> _RECORDED DATA_:
::::::::

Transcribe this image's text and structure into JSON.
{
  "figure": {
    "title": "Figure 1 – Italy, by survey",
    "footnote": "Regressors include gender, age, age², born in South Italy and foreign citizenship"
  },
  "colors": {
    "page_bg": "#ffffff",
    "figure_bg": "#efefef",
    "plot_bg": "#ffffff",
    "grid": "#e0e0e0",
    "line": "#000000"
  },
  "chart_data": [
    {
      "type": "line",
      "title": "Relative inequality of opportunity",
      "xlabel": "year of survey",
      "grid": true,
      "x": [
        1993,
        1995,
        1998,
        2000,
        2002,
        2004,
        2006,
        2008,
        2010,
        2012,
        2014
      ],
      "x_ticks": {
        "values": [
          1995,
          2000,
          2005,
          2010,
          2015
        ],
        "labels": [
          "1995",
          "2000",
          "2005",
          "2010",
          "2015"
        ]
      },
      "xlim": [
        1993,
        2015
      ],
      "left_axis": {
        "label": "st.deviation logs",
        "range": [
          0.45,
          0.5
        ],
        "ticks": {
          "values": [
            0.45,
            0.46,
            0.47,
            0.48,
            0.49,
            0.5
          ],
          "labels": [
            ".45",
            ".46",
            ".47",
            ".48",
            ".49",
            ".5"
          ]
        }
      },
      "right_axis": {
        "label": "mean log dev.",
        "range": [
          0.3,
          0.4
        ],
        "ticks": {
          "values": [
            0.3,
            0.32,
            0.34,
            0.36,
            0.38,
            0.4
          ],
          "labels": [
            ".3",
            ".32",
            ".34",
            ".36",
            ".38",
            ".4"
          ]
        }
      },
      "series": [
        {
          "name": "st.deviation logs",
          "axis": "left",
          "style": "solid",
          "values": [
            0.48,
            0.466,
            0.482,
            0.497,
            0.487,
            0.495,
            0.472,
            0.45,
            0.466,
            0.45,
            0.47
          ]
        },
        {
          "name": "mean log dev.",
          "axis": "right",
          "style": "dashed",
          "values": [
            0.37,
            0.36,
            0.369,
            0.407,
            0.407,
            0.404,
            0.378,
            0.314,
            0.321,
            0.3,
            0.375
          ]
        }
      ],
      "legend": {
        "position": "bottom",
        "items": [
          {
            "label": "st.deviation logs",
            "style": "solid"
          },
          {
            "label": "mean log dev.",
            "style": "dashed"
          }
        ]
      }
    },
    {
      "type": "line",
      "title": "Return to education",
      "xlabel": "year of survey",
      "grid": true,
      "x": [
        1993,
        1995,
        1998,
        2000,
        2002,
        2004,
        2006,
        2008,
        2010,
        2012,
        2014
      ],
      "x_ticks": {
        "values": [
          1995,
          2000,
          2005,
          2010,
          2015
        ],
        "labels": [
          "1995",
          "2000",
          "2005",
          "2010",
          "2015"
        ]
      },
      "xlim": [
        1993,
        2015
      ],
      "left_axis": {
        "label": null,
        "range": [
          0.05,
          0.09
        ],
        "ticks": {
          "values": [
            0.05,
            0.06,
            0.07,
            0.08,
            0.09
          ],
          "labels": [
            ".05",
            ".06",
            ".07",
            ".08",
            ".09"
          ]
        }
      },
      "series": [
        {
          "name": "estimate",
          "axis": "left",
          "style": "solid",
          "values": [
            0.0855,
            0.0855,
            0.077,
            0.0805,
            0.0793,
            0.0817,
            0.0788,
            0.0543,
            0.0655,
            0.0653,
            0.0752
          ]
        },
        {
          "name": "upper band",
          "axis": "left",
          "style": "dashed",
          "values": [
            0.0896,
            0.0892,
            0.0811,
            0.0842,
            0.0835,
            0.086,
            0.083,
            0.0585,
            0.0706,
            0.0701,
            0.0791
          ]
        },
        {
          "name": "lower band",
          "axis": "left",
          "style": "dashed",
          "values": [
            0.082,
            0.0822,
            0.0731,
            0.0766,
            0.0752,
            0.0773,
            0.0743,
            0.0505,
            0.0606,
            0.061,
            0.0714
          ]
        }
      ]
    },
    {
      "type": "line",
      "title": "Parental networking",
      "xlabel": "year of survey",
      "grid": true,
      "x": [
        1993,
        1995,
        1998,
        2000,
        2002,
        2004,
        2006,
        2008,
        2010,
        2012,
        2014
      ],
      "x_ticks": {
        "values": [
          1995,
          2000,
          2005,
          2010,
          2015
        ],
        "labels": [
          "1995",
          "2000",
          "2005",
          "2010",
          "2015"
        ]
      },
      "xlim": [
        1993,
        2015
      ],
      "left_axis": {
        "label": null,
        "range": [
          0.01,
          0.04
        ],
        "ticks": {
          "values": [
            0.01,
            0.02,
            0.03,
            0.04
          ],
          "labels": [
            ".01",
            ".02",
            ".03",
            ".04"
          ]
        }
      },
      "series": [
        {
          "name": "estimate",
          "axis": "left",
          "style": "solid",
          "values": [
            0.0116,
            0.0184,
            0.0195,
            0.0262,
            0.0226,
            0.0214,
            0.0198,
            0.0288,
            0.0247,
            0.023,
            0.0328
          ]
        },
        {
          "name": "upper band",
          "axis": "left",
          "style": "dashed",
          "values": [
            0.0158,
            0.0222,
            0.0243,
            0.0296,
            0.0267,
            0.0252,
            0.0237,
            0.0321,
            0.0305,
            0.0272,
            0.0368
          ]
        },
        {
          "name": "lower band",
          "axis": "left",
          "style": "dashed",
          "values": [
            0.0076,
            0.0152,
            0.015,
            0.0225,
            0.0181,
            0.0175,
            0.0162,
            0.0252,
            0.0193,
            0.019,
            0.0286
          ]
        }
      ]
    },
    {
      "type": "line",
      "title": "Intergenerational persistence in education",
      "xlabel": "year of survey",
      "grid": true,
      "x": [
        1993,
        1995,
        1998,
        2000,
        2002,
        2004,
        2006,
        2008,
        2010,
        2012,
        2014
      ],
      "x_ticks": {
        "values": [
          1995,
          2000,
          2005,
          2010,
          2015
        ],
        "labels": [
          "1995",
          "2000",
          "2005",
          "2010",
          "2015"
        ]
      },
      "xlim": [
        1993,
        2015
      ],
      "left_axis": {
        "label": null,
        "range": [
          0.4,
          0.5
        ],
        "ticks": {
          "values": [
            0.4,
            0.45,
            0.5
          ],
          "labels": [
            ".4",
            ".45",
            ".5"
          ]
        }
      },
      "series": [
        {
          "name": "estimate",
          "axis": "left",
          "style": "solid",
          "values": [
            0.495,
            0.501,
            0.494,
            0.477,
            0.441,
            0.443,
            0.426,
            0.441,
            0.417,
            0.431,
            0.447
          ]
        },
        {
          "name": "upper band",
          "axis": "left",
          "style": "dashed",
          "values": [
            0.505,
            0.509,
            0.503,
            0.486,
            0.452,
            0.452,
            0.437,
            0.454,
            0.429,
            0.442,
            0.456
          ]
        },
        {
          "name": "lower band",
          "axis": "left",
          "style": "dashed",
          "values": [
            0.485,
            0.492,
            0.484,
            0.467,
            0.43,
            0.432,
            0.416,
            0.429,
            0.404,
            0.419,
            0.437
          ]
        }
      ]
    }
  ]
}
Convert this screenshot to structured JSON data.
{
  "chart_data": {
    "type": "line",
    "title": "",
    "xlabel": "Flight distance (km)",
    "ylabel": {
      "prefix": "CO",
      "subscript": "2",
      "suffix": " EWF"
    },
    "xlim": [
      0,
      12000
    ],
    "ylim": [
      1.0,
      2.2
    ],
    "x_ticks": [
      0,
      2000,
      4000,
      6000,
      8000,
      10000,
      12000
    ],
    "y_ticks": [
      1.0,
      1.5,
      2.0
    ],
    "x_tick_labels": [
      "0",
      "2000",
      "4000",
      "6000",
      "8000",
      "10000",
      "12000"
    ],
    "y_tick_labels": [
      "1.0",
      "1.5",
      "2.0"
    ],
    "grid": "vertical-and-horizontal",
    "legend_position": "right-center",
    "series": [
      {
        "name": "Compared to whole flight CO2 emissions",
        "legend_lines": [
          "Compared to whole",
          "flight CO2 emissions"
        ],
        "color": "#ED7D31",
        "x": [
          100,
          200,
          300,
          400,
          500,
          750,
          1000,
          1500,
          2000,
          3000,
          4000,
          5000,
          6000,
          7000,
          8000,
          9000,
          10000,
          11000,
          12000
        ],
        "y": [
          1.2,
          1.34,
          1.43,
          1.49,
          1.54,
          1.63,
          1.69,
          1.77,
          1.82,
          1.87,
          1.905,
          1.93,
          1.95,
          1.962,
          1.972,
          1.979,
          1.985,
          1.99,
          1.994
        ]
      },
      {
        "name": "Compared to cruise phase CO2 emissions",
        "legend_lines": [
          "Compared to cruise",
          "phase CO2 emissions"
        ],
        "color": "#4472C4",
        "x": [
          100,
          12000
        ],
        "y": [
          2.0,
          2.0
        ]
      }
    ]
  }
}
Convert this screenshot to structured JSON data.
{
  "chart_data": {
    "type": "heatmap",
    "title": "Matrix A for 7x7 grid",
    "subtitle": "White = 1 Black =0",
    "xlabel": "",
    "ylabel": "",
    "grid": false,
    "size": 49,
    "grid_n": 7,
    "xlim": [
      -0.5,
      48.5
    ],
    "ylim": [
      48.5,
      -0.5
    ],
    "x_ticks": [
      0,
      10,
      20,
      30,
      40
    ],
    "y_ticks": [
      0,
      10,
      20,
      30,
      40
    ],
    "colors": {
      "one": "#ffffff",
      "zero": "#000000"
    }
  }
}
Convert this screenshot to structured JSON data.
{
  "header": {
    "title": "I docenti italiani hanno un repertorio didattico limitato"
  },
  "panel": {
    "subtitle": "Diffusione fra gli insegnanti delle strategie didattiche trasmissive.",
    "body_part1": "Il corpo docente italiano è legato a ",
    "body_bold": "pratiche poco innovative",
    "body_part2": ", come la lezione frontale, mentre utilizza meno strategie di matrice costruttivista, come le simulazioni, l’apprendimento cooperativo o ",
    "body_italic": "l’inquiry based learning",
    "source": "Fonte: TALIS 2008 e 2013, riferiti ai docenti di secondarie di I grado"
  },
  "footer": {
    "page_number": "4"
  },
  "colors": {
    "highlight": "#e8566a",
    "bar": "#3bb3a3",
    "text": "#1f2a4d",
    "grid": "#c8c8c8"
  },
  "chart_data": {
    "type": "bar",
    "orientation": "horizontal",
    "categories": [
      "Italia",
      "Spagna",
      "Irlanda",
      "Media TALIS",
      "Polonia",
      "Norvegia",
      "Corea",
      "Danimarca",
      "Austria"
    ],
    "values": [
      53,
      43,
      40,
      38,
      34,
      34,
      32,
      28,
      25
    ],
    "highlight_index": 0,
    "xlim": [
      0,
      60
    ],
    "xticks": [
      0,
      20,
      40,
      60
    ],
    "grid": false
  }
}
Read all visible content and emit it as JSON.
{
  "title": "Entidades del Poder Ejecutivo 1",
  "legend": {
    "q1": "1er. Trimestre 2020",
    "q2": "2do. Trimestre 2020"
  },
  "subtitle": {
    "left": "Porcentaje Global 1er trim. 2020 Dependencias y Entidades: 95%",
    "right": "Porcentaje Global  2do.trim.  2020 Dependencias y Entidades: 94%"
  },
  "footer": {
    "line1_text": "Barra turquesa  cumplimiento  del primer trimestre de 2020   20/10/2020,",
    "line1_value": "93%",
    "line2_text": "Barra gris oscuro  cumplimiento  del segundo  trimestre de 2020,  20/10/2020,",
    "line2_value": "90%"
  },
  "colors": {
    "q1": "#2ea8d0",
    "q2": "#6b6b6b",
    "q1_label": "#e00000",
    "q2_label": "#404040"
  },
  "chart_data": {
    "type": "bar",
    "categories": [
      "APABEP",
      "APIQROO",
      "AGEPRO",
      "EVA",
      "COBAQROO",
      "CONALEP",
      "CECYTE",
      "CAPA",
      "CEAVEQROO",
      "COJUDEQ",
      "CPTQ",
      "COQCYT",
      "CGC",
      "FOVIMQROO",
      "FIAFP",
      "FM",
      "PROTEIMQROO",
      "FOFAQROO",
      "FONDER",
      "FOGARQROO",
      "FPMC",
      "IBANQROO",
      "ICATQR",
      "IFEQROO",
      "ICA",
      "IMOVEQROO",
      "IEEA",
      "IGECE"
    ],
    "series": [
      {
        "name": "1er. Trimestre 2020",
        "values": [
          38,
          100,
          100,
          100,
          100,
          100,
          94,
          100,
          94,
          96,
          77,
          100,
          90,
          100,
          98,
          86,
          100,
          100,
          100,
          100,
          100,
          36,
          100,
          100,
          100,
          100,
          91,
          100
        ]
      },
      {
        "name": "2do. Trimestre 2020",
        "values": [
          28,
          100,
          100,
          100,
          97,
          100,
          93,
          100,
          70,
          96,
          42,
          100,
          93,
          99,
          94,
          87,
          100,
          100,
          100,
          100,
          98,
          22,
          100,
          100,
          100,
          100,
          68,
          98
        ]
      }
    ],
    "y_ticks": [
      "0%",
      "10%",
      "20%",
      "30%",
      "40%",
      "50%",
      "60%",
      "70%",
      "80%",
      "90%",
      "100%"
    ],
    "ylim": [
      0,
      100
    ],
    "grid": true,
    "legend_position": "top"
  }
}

::::::::

> _SET EXERCISE_:
Copy out each line that contains the word "mean".

> _CORRECT RESPONSE_:
        "label": "mean log dev.",
          "name": "mean log dev.",
            "label": "mean log dev.",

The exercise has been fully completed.